:: TEXTO SELECCIONADO ::
========================================

Aplaudir es, según el Diccionario de la Lengua de la RAE, palmotear en señal de aprobación o entusiasmo y significa también celebrar a alguien o algo con palabras u otras demostraciones. Se atribuye a Charles Chaplin, el genial Charlot, la frase de que “la vida es una obra de teatro que no permite ensayos; por eso, canta, ríe, baila, llora y vive intensamente cada momento de tu vida… antes de que el telón baje y la obra termine sin aplausos”.

Es lógico que para un hombre del espectáculo, como era Chaplin, la vida pueda parecerse a una obra de teatro. Y coincido con él en que, a diferencia de la obra cinematográfica, no admite ensayos. Pero yo añadiría que, lejos de responder a un guión previamente determinado, está muy fuertemente gobernada por el azar. No comparto, pues, la opinión de Einstein de que “el azar no existe; Dios no juega a los dados”. Nuestra vida, el hecho mismo de nacer, las facultades intelectuales y físicas de las que venimos dotados y el lugar y las condiciones económicas que rodean nuestro nacimiento responden al azar. Por eso, no se sabe quién reparte los papeles, ni la razón por la que a unos les toca, sobre todo, cantar, reír y bailar, y a otros, en cambio, más llorar que disfrutar.

En lo que sí coincido con Chaplin es en el consejo de que vivamos intensamente cada uno de los momentos —me atrevo a añadir— buenos de nuestra vida, porque poner intensidad en los momentos malos equivaldría a sentir complacencia en las desgracias. Charlot nos exhorta, en definitiva, al carpe diem de Horacio, que supone una incitación a no desperdiciar el tiempo del que disponemos para disfrutar de los placeres de la vida y dejar a un lado los que nos causen dolor.

========================================

:: REGISTROS PROPORCIONADOS ::
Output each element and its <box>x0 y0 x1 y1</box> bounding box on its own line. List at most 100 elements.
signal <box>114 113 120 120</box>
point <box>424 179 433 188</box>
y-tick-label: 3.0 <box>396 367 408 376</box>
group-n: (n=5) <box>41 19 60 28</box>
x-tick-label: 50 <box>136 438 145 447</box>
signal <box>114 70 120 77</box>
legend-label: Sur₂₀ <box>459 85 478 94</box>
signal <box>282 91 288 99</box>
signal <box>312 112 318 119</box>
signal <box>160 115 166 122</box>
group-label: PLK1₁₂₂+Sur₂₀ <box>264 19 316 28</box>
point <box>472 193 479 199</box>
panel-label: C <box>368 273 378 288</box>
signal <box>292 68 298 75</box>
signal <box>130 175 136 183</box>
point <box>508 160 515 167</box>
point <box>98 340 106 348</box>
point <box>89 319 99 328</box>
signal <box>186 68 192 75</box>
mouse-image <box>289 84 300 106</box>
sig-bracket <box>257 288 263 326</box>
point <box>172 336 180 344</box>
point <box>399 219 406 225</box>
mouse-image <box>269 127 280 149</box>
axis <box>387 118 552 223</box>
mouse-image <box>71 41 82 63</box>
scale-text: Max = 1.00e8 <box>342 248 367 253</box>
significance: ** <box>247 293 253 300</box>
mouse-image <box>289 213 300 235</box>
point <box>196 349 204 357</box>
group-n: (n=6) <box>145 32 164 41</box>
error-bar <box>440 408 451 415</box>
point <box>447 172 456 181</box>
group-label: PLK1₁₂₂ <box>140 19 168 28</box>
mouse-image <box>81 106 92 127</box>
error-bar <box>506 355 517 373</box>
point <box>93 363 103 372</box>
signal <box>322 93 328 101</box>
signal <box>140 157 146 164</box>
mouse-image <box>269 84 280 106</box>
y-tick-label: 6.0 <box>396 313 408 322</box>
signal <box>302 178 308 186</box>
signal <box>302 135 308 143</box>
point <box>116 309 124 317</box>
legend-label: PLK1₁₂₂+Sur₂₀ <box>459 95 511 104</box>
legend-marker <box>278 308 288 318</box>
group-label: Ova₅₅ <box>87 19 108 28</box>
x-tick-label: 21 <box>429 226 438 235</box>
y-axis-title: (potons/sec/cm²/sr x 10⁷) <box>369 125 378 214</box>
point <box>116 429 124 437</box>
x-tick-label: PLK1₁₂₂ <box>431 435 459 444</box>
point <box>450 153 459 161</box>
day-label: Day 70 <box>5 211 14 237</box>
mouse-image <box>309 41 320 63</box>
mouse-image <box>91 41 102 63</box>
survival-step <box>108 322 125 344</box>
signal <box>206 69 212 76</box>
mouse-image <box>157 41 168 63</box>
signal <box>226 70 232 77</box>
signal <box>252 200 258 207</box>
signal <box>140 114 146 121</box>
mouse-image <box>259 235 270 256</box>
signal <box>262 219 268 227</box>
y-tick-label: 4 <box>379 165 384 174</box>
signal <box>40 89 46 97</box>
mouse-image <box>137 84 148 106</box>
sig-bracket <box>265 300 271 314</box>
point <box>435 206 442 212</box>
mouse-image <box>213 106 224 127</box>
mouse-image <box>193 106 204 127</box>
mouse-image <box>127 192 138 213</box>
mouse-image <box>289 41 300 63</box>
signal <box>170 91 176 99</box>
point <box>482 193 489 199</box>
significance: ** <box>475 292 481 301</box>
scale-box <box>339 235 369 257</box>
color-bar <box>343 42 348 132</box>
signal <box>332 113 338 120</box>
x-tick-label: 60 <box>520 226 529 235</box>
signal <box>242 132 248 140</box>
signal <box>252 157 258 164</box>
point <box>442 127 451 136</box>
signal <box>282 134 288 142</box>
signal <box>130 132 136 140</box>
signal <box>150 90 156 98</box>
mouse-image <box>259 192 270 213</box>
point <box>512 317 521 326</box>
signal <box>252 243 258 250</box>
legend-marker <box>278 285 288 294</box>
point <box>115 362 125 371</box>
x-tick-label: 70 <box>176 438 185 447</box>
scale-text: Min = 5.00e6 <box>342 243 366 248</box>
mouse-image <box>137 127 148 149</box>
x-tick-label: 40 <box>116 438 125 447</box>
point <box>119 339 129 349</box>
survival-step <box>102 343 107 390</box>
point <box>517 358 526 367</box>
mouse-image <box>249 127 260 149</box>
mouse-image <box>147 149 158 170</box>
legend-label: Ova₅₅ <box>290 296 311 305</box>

========================================

:: BLOQUE DE TAREAS ::
(1) Según el texto sobre la vida y el azar, ¿a quién se atribuye la frase de que "la vida es una obra de teatro que no permite ensayos"?
(2) Reproduce sin cambios el fragmento del texto sobre la vida y el azar que va desde "Es lógico que" hasta "llorar que disfrutar.".
(3) Prosigue el texto sobre la vida y el azar a partir del punto en que termina.
Los registros constituyen un material independiente del texto.

:: RESPUESTAS POR TAREA ::
(1) A Charles Chaplin, el genial Charlot.

(2)
Es lógico que para un hombre del espectáculo, como era Chaplin, la vida pueda parecerse a una obra de teatro. Y coincido con él en que, a diferencia de la obra cinematográfica, no admite ensayos. Pero yo añadiría que, lejos de responder a un guión previamente determinado, está muy fuertemente gobernada por el azar. No comparto, pues, la opinión de Einstein de que “el azar no existe; Dios no juega a los dados”. Nuestra vida, el hecho mismo de nacer, las facultades intelectuales y físicas de las que venimos dotados y el lugar y las condiciones económicas que rodean nuestro nacimiento responden al azar. Por eso, no se sabe quién reparte los papeles, ni la razón por la que a unos les toca, sobre todo, cantar, reír y bailar, y a otros, en cambio, más llorar que disfrutar.

(3)
En cuanto al acto final, que es la caída del telón, creo que ésta es incierta pero no alevosa. Como le escribí a la muerte hace casi veinte años: “Dicen que eres traicionera. Pero no estoy muy seguro de que lo seas. Porque todos saben que vendrás. Sobre esto no hay duda. Y donde hay certeza, apenas queda espacio para la traición. Tal vez se quiere decir que, a veces, te presentas inesperadamente. Pero que te espere o no el elegido, o los que todavía se quedan, no es cosa tuya, sino de ellos”.

Con respecto a que la obra termine con o sin aplausos, me parece que es algo que preocupa más al presumido que busca la notoriedad y la fama que a los que viven en el olvido de los del montón. Y es que hay personas a las que les importa más el reconocimiento que supone el aplauso que la incertidumbre del silencio. El hecho mismo de desear una vida que termine con aplausos revela una manera de ser fuertemente condicionada por la lisonja, a la que es ajena una buena parte de los mortales, cuyas preocupaciones son más terrenales que la de solazarse por el reino de la vanidad y la soberbia.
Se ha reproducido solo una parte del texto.